## TASK GOAL
Reply with only the number of lines that contain the string "JSON".

## MATERIAL PROVIDED
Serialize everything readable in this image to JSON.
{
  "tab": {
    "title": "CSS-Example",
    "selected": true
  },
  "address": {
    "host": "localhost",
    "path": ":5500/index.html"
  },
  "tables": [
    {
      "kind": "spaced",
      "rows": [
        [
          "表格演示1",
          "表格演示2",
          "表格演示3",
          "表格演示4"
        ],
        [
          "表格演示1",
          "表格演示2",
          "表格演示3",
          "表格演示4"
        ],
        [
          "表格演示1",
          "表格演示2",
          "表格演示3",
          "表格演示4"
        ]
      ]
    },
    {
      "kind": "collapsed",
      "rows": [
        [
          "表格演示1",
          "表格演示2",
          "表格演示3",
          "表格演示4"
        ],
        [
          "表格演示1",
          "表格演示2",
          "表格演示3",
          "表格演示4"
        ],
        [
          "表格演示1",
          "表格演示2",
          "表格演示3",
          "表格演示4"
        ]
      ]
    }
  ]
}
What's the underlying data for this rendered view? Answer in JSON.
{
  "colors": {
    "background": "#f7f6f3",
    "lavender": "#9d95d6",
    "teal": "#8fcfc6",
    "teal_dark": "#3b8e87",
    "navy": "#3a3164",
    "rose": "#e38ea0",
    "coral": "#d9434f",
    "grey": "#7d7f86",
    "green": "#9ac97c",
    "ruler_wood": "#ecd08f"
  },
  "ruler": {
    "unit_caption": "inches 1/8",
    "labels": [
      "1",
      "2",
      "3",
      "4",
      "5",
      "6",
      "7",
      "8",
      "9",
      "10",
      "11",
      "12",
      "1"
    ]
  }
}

## COMPLETE RESPONSE
2